▸ **Directions**: Leave out the pictures and copy the remaining records exactly.

#### Exercise materials ####

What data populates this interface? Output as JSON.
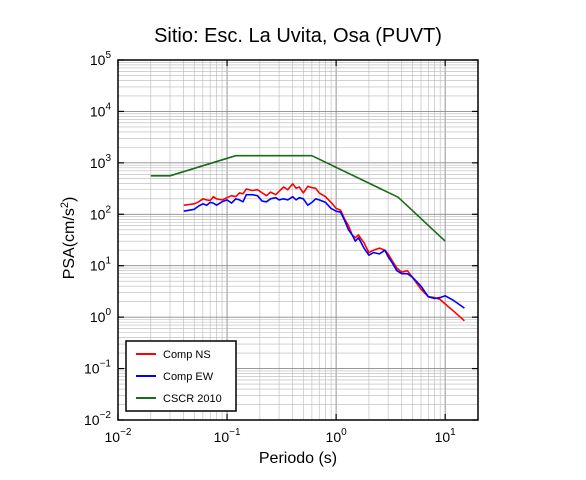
{
  "chart_data": {
    "type": "line",
    "title": "Sitio: Esc. La Uvita, Osa (PUVT)",
    "xlabel": "Periodo (s)",
    "ylabel": "PSA(cm/s²)",
    "ylabel_parts": {
      "base": "PSA(cm/s",
      "sup": "2",
      "tail": ")"
    },
    "xscale": "log",
    "yscale": "log",
    "xlim": [
      0.01,
      20
    ],
    "ylim": [
      0.01,
      100000
    ],
    "grid": true,
    "legend_position": "bottom-left",
    "x_ticks": [
      {
        "value": 0.01,
        "base": "10",
        "exp": "−2"
      },
      {
        "value": 0.1,
        "base": "10",
        "exp": "−1"
      },
      {
        "value": 1,
        "base": "10",
        "exp": "0"
      },
      {
        "value": 10,
        "base": "10",
        "exp": "1"
      }
    ],
    "y_ticks": [
      {
        "value": 0.01,
        "base": "10",
        "exp": "−2"
      },
      {
        "value": 0.1,
        "base": "10",
        "exp": "−1"
      },
      {
        "value": 1,
        "base": "10",
        "exp": "0"
      },
      {
        "value": 10,
        "base": "10",
        "exp": "1"
      },
      {
        "value": 100,
        "base": "10",
        "exp": "2"
      },
      {
        "value": 1000,
        "base": "10",
        "exp": "3"
      },
      {
        "value": 10000,
        "base": "10",
        "exp": "4"
      },
      {
        "value": 100000,
        "base": "10",
        "exp": "5"
      }
    ],
    "series": [
      {
        "name": "Comp NS",
        "color": "#ff0000",
        "points": [
          [
            0.04,
            150
          ],
          [
            0.045,
            155
          ],
          [
            0.05,
            160
          ],
          [
            0.055,
            175
          ],
          [
            0.06,
            200
          ],
          [
            0.065,
            190
          ],
          [
            0.07,
            185
          ],
          [
            0.075,
            220
          ],
          [
            0.08,
            200
          ],
          [
            0.09,
            190
          ],
          [
            0.1,
            210
          ],
          [
            0.11,
            230
          ],
          [
            0.12,
            220
          ],
          [
            0.13,
            260
          ],
          [
            0.14,
            250
          ],
          [
            0.15,
            310
          ],
          [
            0.17,
            290
          ],
          [
            0.19,
            300
          ],
          [
            0.21,
            260
          ],
          [
            0.23,
            230
          ],
          [
            0.25,
            270
          ],
          [
            0.28,
            240
          ],
          [
            0.3,
            280
          ],
          [
            0.33,
            340
          ],
          [
            0.36,
            300
          ],
          [
            0.4,
            390
          ],
          [
            0.43,
            320
          ],
          [
            0.46,
            340
          ],
          [
            0.5,
            260
          ],
          [
            0.55,
            350
          ],
          [
            0.6,
            330
          ],
          [
            0.65,
            320
          ],
          [
            0.7,
            260
          ],
          [
            0.8,
            220
          ],
          [
            0.9,
            170
          ],
          [
            1.0,
            130
          ],
          [
            1.1,
            120
          ],
          [
            1.2,
            80
          ],
          [
            1.3,
            60
          ],
          [
            1.4,
            40
          ],
          [
            1.5,
            35
          ],
          [
            1.6,
            40
          ],
          [
            1.7,
            33
          ],
          [
            1.8,
            28
          ],
          [
            2.0,
            18
          ],
          [
            2.2,
            20
          ],
          [
            2.5,
            22
          ],
          [
            2.8,
            20
          ],
          [
            3.0,
            17
          ],
          [
            3.3,
            12
          ],
          [
            3.6,
            9
          ],
          [
            4.0,
            7.5
          ],
          [
            4.5,
            8
          ],
          [
            5.0,
            6
          ],
          [
            6.0,
            3.5
          ],
          [
            7.0,
            2.5
          ],
          [
            8.0,
            2.4
          ],
          [
            9.0,
            2.2
          ],
          [
            10,
            1.8
          ],
          [
            12,
            1.3
          ],
          [
            15,
            0.85
          ]
        ]
      },
      {
        "name": "Comp EW",
        "color": "#0000ff",
        "points": [
          [
            0.04,
            115
          ],
          [
            0.045,
            120
          ],
          [
            0.05,
            125
          ],
          [
            0.055,
            145
          ],
          [
            0.06,
            160
          ],
          [
            0.065,
            150
          ],
          [
            0.07,
            170
          ],
          [
            0.075,
            165
          ],
          [
            0.08,
            150
          ],
          [
            0.09,
            175
          ],
          [
            0.1,
            190
          ],
          [
            0.11,
            165
          ],
          [
            0.12,
            200
          ],
          [
            0.13,
            190
          ],
          [
            0.14,
            175
          ],
          [
            0.15,
            240
          ],
          [
            0.17,
            240
          ],
          [
            0.19,
            230
          ],
          [
            0.21,
            180
          ],
          [
            0.23,
            175
          ],
          [
            0.25,
            200
          ],
          [
            0.28,
            210
          ],
          [
            0.3,
            190
          ],
          [
            0.33,
            200
          ],
          [
            0.36,
            190
          ],
          [
            0.4,
            220
          ],
          [
            0.43,
            190
          ],
          [
            0.46,
            210
          ],
          [
            0.5,
            200
          ],
          [
            0.55,
            150
          ],
          [
            0.6,
            170
          ],
          [
            0.65,
            200
          ],
          [
            0.7,
            190
          ],
          [
            0.8,
            170
          ],
          [
            0.9,
            130
          ],
          [
            1.0,
            115
          ],
          [
            1.1,
            110
          ],
          [
            1.2,
            75
          ],
          [
            1.3,
            50
          ],
          [
            1.4,
            40
          ],
          [
            1.5,
            30
          ],
          [
            1.6,
            35
          ],
          [
            1.7,
            28
          ],
          [
            1.8,
            22
          ],
          [
            2.0,
            16
          ],
          [
            2.2,
            18
          ],
          [
            2.5,
            17
          ],
          [
            2.8,
            20
          ],
          [
            3.0,
            15
          ],
          [
            3.3,
            11
          ],
          [
            3.6,
            8
          ],
          [
            4.0,
            7
          ],
          [
            4.5,
            7
          ],
          [
            5.0,
            6
          ],
          [
            6.0,
            4
          ],
          [
            7.0,
            2.5
          ],
          [
            8.0,
            2.3
          ],
          [
            9.0,
            2.4
          ],
          [
            10,
            2.6
          ],
          [
            12,
            2.1
          ],
          [
            15,
            1.5
          ]
        ]
      },
      {
        "name": "CSCR 2010",
        "color": "#1a6b1a",
        "points": [
          [
            0.02,
            560
          ],
          [
            0.03,
            560
          ],
          [
            0.12,
            1380
          ],
          [
            0.6,
            1380
          ],
          [
            3.7,
            215
          ],
          [
            10,
            30
          ]
        ]
      }
    ]
  }
}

####

▸ **Answer to this problem**:
What data populates this interface? Output as JSON.
{
  "chart_data": {
    "type": "line",
    "title": "Sitio: Esc. La Uvita, Osa (PUVT)",
    "xlabel": "Periodo (s)",
    "ylabel": "PSA(cm/s²)",
    "ylabel_parts": {
      "base": "PSA(cm/s",
      "sup": "2",
      "tail": ")"
    },
    "xscale": "log",
    "yscale": "log",
    "xlim": [
      0.01,
      20
    ],
    "ylim": [
      0.01,
      100000
    ],
    "grid": true,
    "legend_position": "bottom-left",
    "x_ticks": [
      {
        "value": 0.01,
        "base": "10",
        "exp": "−2"
      },
      {
        "value": 0.1,
        "base": "10",
        "exp": "−1"
      },
      {
        "value": 1,
        "base": "10",
        "exp": "0"
      },
      {
        "value": 10,
        "base": "10",
        "exp": "1"
      }
    ],
    "y_ticks": [
      {
        "value": 0.01,
        "base": "10",
        "exp": "−2"
      },
      {
        "value": 0.1,
        "base": "10",
        "exp": "−1"
      },
      {
        "value": 1,
        "base": "10",
        "exp": "0"
      },
      {
        "value": 10,
        "base": "10",
        "exp": "1"
      },
      {
        "value": 100,
        "base": "10",
        "exp": "2"
      },
      {
        "value": 1000,
        "base": "10",
        "exp": "3"
      },
      {
        "value": 10000,
        "base": "10",
        "exp": "4"
      },
      {
        "value": 100000,
        "base": "10",
        "exp": "5"
      }
    ],
    "series": [
      {
        "name": "Comp NS",
        "color": "#ff0000",
        "points": [
          [
            0.04,
            150
          ],
          [
            0.045,
            155
          ],
          [
            0.05,
            160
          ],
          [
            0.055,
            175
          ],
          [
            0.06,
            200
          ],
          [
            0.065,
            190
          ],
          [
            0.07,
            185
          ],
          [
            0.075,
            220
          ],
          [
            0.08,
            200
          ],
          [
            0.09,
            190
          ],
          [
            0.1,
            210
          ],
          [
            0.11,
            230
          ],
          [
            0.12,
            220
          ],
          [
            0.13,
            260
          ],
          [
            0.14,
            250
          ],
          [
            0.15,
            310
          ],
          [
            0.17,
            290
          ],
          [
            0.19,
            300
          ],
          [
            0.21,
            260
          ],
          [
            0.23,
            230
          ],
          [
            0.25,
            270
          ],
          [
            0.28,
            240
          ],
          [
            0.3,
            280
          ],
          [
            0.33,
            340
          ],
          [
            0.36,
            300
          ],
          [
            0.4,
            390
          ],
          [
            0.43,
            320
          ],
          [
            0.46,
            340
          ],
          [
            0.5,
            260
          ],
          [
            0.55,
            350
          ],
          [
            0.6,
            330
          ],
          [
            0.65,
            320
          ],
          [
            0.7,
            260
          ],
          [
            0.8,
            220
          ],
          [
            0.9,
            170
          ],
          [
            1.0,
            130
          ],
          [
            1.1,
            120
          ],
          [
            1.2,
            80
          ],
          [
            1.3,
            60
          ],
          [
            1.4,
            40
          ],
          [
            1.5,
            35
          ],
          [
            1.6,
            40
          ],
          [
            1.7,
            33
          ],
          [
            1.8,
            28
          ],
          [
            2.0,
            18
          ],
          [
            2.2,
            20
          ],
          [
            2.5,
            22
          ],
          [
            2.8,
            20
          ],
          [
            3.0,
            17
          ],
          [
            3.3,
            12
          ],
          [
            3.6,
            9
          ],
          [
            4.0,
            7.5
          ],
          [
            4.5,
            8
          ],
          [
            5.0,
            6
          ],
          [
            6.0,
            3.5
          ],
          [
            7.0,
            2.5
          ],
          [
            8.0,
            2.4
          ],
          [
            9.0,
            2.2
          ],
          [
            10,
            1.8
          ],
          [
            12,
            1.3
          ],
          [
            15,
            0.85
          ]
        ]
      },
      {
        "name": "Comp EW",
        "color": "#0000ff",
        "points": [
          [
            0.04,
            115
          ],
          [
            0.045,
            120
          ],
          [
            0.05,
            125
          ],
          [
            0.055,
            145
          ],
          [
            0.06,
            160
          ],
          [
            0.065,
            150
          ],
          [
            0.07,
            170
          ],
          [
            0.075,
            165
          ],
          [
            0.08,
            150
          ],
          [
            0.09,
            175
          ],
          [
            0.1,
            190
          ],
          [
            0.11,
            165
          ],
          [
            0.12,
            200
          ],
          [
            0.13,
            190
          ],
          [
            0.14,
            175
          ],
          [
            0.15,
            240
          ],
          [
            0.17,
            240
          ],
          [
            0.19,
            230
          ],
          [
            0.21,
            180
          ],
          [
            0.23,
            175
          ],
          [
            0.25,
            200
          ],
          [
            0.28,
            210
          ],
          [
            0.3,
            190
          ],
          [
            0.33,
            200
          ],
          [
            0.36,
            190
          ],
          [
            0.4,
            220
          ],
          [
            0.43,
            190
          ],
          [
            0.46,
            210
          ],
          [
            0.5,
            200
          ],
          [
            0.55,
            150
          ],
          [
            0.6,
            170
          ],
          [
            0.65,
            200
          ],
          [
            0.7,
            190
          ],
          [
            0.8,
            170
          ],
          [
            0.9,
            130
          ],
          [
            1.0,
            115
          ],
          [
            1.1,
            110
          ],
          [
            1.2,
            75
          ],
          [
            1.3,
            50
          ],
          [
            1.4,
            40
          ],
          [
            1.5,
            30
          ],
          [
            1.6,
            35
          ],
          [
            1.7,
            28
          ],
          [
            1.8,
            22
          ],
          [
            2.0,
            16
          ],
          [
            2.2,
            18
          ],
          [
            2.5,
            17
          ],
          [
            2.8,
            20
          ],
          [
            3.0,
            15
          ],
          [
            3.3,
            11
          ],
          [
            3.6,
            8
          ],
          [
            4.0,
            7
          ],
          [
            4.5,
            7
          ],
          [
            5.0,
            6
          ],
          [
            6.0,
            4
          ],
          [
            7.0,
            2.5
          ],
          [
            8.0,
            2.3
          ],
          [
            9.0,
            2.4
          ],
          [
            10,
            2.6
          ],
          [
            12,
            2.1
          ],
          [
            15,
            1.5
          ]
        ]
      },
      {
        "name": "CSCR 2010",
        "color": "#1a6b1a",
        "points": [
          [
            0.02,
            560
          ],
          [
            0.03,
            560
          ],
          [
            0.12,
            1380
          ],
          [
            0.6,
            1380
          ],
          [
            3.7,
            215
          ],
          [
            10,
            30
          ]
        ]
      }
    ]
  }
}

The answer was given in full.